Written exercise: Figure out how many lines of the material below contain the word "screenshot". Answer with the number only.

Task material:
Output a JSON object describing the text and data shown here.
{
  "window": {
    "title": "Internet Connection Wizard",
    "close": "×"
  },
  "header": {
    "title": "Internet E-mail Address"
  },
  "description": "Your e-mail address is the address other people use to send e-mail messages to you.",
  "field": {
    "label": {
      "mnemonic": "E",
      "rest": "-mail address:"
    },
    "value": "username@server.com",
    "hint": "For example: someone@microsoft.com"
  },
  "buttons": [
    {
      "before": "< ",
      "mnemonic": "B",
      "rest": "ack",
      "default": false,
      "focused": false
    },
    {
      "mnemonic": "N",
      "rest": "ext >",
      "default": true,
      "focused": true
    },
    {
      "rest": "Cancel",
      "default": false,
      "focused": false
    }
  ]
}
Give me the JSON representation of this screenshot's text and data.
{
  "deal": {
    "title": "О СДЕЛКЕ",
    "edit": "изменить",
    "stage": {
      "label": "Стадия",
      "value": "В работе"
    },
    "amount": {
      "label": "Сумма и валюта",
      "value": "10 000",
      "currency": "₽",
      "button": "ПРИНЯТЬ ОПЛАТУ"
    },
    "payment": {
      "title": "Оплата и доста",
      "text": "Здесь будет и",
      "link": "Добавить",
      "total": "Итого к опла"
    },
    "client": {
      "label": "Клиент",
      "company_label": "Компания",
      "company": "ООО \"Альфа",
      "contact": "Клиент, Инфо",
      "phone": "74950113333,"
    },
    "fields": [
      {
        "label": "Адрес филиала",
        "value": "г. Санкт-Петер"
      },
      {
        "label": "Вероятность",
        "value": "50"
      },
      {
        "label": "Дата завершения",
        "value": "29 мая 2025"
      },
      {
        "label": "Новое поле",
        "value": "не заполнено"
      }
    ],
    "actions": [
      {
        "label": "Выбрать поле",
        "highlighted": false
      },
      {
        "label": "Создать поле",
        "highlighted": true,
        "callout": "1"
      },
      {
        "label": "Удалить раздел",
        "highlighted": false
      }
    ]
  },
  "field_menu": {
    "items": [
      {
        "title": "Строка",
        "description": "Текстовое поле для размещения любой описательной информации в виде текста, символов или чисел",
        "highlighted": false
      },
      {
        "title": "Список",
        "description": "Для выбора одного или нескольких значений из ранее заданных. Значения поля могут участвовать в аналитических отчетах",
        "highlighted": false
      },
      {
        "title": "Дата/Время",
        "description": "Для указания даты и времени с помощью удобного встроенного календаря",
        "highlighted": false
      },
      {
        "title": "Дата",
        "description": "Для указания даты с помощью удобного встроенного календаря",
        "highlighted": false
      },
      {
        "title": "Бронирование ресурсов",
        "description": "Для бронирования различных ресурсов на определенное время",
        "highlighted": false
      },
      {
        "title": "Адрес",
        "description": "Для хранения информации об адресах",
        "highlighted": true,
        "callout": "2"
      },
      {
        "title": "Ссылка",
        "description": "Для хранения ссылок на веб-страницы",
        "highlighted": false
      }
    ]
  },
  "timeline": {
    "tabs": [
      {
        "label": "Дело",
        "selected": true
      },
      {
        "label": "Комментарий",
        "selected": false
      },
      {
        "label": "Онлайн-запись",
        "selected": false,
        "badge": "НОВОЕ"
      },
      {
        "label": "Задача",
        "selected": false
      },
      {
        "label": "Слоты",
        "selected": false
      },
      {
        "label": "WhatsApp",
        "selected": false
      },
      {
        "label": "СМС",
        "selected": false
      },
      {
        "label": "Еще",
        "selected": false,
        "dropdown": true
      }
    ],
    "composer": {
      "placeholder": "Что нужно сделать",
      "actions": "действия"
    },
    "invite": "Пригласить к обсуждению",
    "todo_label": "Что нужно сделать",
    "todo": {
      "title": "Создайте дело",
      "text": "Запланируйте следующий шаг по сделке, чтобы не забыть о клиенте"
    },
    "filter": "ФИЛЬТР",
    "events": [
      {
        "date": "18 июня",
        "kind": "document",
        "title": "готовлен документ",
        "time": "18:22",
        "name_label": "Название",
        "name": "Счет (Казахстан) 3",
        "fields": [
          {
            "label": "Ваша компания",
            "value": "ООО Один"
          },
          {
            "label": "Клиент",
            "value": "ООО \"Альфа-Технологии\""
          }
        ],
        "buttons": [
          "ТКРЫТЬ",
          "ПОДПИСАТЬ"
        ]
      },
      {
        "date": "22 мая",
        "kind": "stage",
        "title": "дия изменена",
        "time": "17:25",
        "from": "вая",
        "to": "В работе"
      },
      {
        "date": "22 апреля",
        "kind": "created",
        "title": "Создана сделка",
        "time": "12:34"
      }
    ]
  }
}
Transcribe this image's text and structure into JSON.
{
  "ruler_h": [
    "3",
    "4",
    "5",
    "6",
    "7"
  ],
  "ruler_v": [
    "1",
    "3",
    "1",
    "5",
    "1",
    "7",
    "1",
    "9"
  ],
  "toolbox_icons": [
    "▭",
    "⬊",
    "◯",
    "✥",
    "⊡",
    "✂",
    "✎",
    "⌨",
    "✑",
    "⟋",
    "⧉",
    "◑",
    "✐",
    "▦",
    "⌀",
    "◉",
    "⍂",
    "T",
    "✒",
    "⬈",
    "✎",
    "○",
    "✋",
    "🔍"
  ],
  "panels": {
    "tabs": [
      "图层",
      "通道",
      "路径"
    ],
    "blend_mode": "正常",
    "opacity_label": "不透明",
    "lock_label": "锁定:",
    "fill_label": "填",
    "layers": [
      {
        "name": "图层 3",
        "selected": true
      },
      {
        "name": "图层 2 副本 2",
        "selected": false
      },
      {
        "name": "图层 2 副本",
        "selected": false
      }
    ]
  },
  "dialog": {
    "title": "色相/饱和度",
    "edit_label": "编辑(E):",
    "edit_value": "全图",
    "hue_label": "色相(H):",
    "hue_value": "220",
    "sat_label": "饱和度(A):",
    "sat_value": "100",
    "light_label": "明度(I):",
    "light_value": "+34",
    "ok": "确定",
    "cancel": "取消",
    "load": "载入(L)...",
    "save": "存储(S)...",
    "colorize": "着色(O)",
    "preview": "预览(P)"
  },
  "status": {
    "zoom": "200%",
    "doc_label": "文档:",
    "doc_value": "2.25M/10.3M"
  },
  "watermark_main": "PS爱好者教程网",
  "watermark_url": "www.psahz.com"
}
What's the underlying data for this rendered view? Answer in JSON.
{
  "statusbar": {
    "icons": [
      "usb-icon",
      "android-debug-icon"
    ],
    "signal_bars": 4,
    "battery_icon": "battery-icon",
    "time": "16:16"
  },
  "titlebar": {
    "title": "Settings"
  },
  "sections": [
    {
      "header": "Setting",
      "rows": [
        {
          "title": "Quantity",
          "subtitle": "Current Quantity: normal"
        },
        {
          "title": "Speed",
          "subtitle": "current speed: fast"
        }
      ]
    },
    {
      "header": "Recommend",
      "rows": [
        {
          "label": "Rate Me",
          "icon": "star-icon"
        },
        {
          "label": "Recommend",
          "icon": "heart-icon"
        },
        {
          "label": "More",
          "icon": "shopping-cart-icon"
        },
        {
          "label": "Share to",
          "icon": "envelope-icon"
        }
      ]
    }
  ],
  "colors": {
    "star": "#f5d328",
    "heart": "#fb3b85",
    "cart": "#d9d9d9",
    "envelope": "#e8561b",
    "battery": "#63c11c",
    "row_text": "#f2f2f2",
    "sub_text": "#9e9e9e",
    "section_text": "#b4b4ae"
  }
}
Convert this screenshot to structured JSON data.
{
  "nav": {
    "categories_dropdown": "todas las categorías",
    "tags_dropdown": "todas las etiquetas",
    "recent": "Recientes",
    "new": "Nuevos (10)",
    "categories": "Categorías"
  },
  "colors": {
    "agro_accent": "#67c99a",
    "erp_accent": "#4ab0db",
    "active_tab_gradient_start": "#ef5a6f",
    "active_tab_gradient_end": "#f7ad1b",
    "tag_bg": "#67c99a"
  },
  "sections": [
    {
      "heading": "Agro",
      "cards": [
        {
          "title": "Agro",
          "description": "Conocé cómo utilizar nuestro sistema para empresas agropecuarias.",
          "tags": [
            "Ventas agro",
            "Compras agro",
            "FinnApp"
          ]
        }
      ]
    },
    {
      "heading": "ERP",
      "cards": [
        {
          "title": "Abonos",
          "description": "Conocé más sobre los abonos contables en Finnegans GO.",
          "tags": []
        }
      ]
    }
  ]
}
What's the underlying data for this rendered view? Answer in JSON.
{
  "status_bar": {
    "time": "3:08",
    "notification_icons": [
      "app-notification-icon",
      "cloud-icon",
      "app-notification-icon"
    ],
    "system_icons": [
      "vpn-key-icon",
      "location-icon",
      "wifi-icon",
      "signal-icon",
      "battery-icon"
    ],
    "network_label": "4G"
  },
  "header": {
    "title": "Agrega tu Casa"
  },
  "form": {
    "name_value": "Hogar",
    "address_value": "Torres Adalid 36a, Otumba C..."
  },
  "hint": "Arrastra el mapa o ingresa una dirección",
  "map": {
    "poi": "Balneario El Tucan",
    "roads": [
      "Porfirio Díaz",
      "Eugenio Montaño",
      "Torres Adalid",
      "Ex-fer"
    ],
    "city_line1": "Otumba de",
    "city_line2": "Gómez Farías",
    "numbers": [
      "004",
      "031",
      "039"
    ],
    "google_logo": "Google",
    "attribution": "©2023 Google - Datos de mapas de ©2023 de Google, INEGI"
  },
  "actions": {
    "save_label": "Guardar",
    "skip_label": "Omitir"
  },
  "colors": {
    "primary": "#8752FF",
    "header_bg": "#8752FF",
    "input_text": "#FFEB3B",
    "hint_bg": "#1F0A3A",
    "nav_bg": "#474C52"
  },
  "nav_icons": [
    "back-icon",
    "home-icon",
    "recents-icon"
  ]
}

The output: 2